SOURCE DATA =>
****************
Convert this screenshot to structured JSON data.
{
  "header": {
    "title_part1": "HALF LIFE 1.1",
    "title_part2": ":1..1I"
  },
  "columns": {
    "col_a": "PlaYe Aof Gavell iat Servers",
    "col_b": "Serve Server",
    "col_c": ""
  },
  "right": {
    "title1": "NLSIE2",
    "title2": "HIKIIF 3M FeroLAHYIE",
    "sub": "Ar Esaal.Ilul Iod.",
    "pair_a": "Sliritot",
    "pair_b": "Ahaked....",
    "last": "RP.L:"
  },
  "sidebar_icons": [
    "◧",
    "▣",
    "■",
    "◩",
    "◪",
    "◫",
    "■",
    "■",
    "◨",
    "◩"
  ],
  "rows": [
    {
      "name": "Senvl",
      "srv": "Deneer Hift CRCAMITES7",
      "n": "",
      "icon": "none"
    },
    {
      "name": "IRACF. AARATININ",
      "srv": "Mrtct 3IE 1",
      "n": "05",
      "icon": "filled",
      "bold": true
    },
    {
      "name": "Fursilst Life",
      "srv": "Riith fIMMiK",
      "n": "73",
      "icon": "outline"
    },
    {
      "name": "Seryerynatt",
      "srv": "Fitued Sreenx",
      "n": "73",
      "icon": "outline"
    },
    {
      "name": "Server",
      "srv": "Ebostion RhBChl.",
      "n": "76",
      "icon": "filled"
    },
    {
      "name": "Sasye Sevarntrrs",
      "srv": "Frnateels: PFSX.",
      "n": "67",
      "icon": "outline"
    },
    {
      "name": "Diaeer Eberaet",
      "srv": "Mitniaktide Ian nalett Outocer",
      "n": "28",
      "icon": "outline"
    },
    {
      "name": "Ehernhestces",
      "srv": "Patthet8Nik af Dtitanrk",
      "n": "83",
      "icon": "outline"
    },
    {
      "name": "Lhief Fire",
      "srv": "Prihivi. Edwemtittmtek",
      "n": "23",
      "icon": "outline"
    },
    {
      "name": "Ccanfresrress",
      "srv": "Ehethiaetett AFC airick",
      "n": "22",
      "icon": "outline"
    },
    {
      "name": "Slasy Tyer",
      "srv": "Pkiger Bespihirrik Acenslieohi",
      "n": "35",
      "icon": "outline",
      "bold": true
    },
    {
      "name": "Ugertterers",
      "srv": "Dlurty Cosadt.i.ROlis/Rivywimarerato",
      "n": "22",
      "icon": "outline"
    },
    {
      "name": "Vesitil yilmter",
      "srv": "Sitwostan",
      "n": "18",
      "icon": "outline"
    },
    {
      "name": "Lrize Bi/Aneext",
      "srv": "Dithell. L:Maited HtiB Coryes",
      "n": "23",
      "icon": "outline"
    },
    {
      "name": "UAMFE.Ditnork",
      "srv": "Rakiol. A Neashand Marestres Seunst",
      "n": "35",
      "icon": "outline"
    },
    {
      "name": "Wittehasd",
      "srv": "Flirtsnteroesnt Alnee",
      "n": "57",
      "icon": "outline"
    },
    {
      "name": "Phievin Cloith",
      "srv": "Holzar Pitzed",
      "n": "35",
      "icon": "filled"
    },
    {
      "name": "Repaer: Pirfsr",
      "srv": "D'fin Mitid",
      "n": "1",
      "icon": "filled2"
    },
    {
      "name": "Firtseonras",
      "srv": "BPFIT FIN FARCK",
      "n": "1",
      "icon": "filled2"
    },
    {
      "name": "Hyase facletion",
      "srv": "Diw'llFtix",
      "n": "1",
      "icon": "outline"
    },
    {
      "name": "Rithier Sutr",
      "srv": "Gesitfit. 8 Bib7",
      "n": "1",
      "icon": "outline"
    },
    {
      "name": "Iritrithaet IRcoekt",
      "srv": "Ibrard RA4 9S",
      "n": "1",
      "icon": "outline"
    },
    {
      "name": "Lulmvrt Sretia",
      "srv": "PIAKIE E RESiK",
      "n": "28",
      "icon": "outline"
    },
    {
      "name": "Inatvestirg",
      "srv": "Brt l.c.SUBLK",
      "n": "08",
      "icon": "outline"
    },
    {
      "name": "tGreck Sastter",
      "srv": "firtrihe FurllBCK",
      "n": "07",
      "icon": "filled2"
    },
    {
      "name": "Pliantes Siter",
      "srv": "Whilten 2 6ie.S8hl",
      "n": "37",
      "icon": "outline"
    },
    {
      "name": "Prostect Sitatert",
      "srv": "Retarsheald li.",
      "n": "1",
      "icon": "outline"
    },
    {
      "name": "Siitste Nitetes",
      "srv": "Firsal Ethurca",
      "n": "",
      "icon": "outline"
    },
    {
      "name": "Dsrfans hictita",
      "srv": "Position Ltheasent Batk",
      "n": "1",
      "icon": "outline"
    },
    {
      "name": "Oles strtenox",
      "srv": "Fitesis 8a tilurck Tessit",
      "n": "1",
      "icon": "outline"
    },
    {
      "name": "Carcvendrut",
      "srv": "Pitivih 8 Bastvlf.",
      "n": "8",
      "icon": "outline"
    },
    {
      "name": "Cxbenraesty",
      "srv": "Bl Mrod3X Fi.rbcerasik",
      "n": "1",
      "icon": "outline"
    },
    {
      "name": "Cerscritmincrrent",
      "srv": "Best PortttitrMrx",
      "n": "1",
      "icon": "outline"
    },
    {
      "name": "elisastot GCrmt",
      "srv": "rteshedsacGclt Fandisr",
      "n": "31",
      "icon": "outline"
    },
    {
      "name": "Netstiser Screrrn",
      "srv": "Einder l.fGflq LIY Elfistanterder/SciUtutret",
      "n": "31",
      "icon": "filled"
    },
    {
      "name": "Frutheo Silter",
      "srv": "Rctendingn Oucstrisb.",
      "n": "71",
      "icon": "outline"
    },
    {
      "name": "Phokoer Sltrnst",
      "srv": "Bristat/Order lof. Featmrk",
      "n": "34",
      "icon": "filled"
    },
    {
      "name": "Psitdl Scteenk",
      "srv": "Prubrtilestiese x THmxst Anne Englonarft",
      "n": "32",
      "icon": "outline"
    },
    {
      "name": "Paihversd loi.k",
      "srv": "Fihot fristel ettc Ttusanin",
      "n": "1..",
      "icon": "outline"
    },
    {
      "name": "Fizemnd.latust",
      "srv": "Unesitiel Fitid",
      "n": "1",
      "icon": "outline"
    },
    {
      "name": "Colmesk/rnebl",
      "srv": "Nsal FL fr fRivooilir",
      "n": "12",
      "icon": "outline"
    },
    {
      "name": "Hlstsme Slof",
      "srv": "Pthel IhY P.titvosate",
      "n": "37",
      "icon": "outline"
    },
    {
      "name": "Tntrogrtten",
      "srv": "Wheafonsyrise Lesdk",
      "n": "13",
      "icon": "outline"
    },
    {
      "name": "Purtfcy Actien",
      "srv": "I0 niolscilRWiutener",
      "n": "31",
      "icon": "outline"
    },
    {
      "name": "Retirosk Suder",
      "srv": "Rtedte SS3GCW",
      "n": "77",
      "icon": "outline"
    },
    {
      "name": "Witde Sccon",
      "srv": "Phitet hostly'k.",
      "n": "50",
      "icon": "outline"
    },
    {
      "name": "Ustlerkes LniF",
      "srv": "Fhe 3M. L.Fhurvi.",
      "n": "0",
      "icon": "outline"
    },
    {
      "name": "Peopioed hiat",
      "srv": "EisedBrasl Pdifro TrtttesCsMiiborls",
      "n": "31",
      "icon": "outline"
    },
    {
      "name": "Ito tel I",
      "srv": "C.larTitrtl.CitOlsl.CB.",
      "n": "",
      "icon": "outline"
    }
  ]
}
****************
GOAL OF THE EXERCISE => Print the material once more, exactly.

THE RESULT =>
Convert this screenshot to structured JSON data.
{
  "header": {
    "title_part1": "HALF LIFE 1.1",
    "title_part2": ":1..1I"
  },
  "columns": {
    "col_a": "PlaYe Aof Gavell iat Servers",
    "col_b": "Serve Server",
    "col_c": ""
  },
  "right": {
    "title1": "NLSIE2",
    "title2": "HIKIIF 3M FeroLAHYIE",
    "sub": "Ar Esaal.Ilul Iod.",
    "pair_a": "Sliritot",
    "pair_b": "Ahaked....",
    "last": "RP.L:"
  },
  "sidebar_icons": [
    "◧",
    "▣",
    "■",
    "◩",
    "◪",
    "◫",
    "■",
    "■",
    "◨",
    "◩"
  ],
  "rows": [
    {
      "name": "Senvl",
      "srv": "Deneer Hift CRCAMITES7",
      "n": "",
      "icon": "none"
    },
    {
      "name": "IRACF. AARATININ",
      "srv": "Mrtct 3IE 1",
      "n": "05",
      "icon": "filled",
      "bold": true
    },
    {
      "name": "Fursilst Life",
      "srv": "Riith fIMMiK",
      "n": "73",
      "icon": "outline"
    },
    {
      "name": "Seryerynatt",
      "srv": "Fitued Sreenx",
      "n": "73",
      "icon": "outline"
    },
    {
      "name": "Server",
      "srv": "Ebostion RhBChl.",
      "n": "76",
      "icon": "filled"
    },
    {
      "name": "Sasye Sevarntrrs",
      "srv": "Frnateels: PFSX.",
      "n": "67",
      "icon": "outline"
    },
    {
      "name": "Diaeer Eberaet",
      "srv": "Mitniaktide Ian nalett Outocer",
      "n": "28",
      "icon": "outline"
    },
    {
      "name": "Ehernhestces",
      "srv": "Patthet8Nik af Dtitanrk",
      "n": "83",
      "icon": "outline"
    },
    {
      "name": "Lhief Fire",
      "srv": "Prihivi. Edwemtittmtek",
      "n": "23",
      "icon": "outline"
    },
    {
      "name": "Ccanfresrress",
      "srv": "Ehethiaetett AFC airick",
      "n": "22",
      "icon": "outline"
    },
    {
      "name": "Slasy Tyer",
      "srv": "Pkiger Bespihirrik Acenslieohi",
      "n": "35",
      "icon": "outline",
      "bold": true
    },
    {
      "name": "Ugertterers",
      "srv": "Dlurty Cosadt.i.ROlis/Rivywimarerato",
      "n": "22",
      "icon": "outline"
    },
    {
      "name": "Vesitil yilmter",
      "srv": "Sitwostan",
      "n": "18",
      "icon": "outline"
    },
    {
      "name": "Lrize Bi/Aneext",
      "srv": "Dithell. L:Maited HtiB Coryes",
      "n": "23",
      "icon": "outline"
    },
    {
      "name": "UAMFE.Ditnork",
      "srv": "Rakiol. A Neashand Marestres Seunst",
      "n": "35",
      "icon": "outline"
    },
    {
      "name": "Wittehasd",
      "srv": "Flirtsnteroesnt Alnee",
      "n": "57",
      "icon": "outline"
    },
    {
      "name": "Phievin Cloith",
      "srv": "Holzar Pitzed",
      "n": "35",
      "icon": "filled"
    },
    {
      "name": "Repaer: Pirfsr",
      "srv": "D'fin Mitid",
      "n": "1",
      "icon": "filled2"
    },
    {
      "name": "Firtseonras",
      "srv": "BPFIT FIN FARCK",
      "n": "1",
      "icon": "filled2"
    },
    {
      "name": "Hyase facletion",
      "srv": "Diw'llFtix",
      "n": "1",
      "icon": "outline"
    },
    {
      "name": "Rithier Sutr",
      "srv": "Gesitfit. 8 Bib7",
      "n": "1",
      "icon": "outline"
    },
    {
      "name": "Iritrithaet IRcoekt",
      "srv": "Ibrard RA4 9S",
      "n": "1",
      "icon": "outline"
    },
    {
      "name": "Lulmvrt Sretia",
      "srv": "PIAKIE E RESiK",
      "n": "28",
      "icon": "outline"
    },
    {
      "name": "Inatvestirg",
      "srv": "Brt l.c.SUBLK",
      "n": "08",
      "icon": "outline"
    },
    {
      "name": "tGreck Sastter",
      "srv": "firtrihe FurllBCK",
      "n": "07",
      "icon": "filled2"
    },
    {
      "name": "Pliantes Siter",
      "srv": "Whilten 2 6ie.S8hl",
      "n": "37",
      "icon": "outline"
    },
    {
      "name": "Prostect Sitatert",
      "srv": "Retarsheald li.",
      "n": "1",
      "icon": "outline"
    },
    {
      "name": "Siitste Nitetes",
      "srv": "Firsal Ethurca",
      "n": "",
      "icon": "outline"
    },
    {
      "name": "Dsrfans hictita",
      "srv": "Position Ltheasent Batk",
      "n": "1",
      "icon": "outline"
    },
    {
      "name": "Oles strtenox",
      "srv": "Fitesis 8a tilurck Tessit",
      "n": "1",
      "icon": "outline"
    },
    {
      "name": "Carcvendrut",
      "srv": "Pitivih 8 Bastvlf.",
      "n": "8",
      "icon": "outline"
    },
    {
      "name": "Cxbenraesty",
      "srv": "Bl Mrod3X Fi.rbcerasik",
      "n": "1",
      "icon": "outline"
    },
    {
      "name": "Cerscritmincrrent",
      "srv": "Best PortttitrMrx",
      "n": "1",
      "icon": "outline"
    },
    {
      "name": "elisastot GCrmt",
      "srv": "rteshedsacGclt Fandisr",
      "n": "31",
      "icon": "outline"
    },
    {
      "name": "Netstiser Screrrn",
      "srv": "Einder l.fGflq LIY Elfistanterder/SciUtutret",
      "n": "31",
      "icon": "filled"
    },
    {
      "name": "Frutheo Silter",
      "srv": "Rctendingn Oucstrisb.",
      "n": "71",
      "icon": "outline"
    },
    {
      "name": "Phokoer Sltrnst",
      "srv": "Bristat/Order lof. Featmrk",
      "n": "34",
      "icon": "filled"
    },
    {
      "name": "Psitdl Scteenk",
      "srv": "Prubrtilestiese x THmxst Anne Englonarft",
      "n": "32",
      "icon": "outline"
    },
    {
      "name": "Paihversd loi.k",
      "srv": "Fihot fristel ettc Ttusanin",
      "n": "1..",
      "icon": "outline"
    },
    {
      "name": "Fizemnd.latust",
      "srv": "Unesitiel Fitid",
      "n": "1",
      "icon": "outline"
    },
    {
      "name": "Colmesk/rnebl",
      "srv": "Nsal FL fr fRivooilir",
      "n": "12",
      "icon": "outline"
    },
    {
      "name": "Hlstsme Slof",
      "srv": "Pthel IhY P.titvosate",
      "n": "37",
      "icon": "outline"
    },
    {
      "name": "Tntrogrtten",
      "srv": "Wheafonsyrise Lesdk",
      "n": "13",
      "icon": "outline"
    },
    {
      "name": "Purtfcy Actien",
      "srv": "I0 niolscilRWiutener",
      "n": "31",
      "icon": "outline"
    },
    {
      "name": "Retirosk Suder",
      "srv": "Rtedte SS3GCW",
      "n": "77",
      "icon": "outline"
    },
    {
      "name": "Witde Sccon",
      "srv": "Phitet hostly'k.",
      "n": "50",
      "icon": "outline"
    },
    {
      "name": "Ustlerkes LniF",
      "srv": "Fhe 3M. L.Fhurvi.",
      "n": "0",
      "icon": "outline"
    },
    {
      "name": "Peopioed hiat",
      "srv": "EisedBrasl Pdifro TrtttesCsMiiborls",
      "n": "31",
      "icon": "outline"
    },
    {
      "name": "Ito tel I",
      "srv": "C.larTitrtl.CitOlsl.CB.",
      "n": "",
      "icon": "outline"
    }
  ]
}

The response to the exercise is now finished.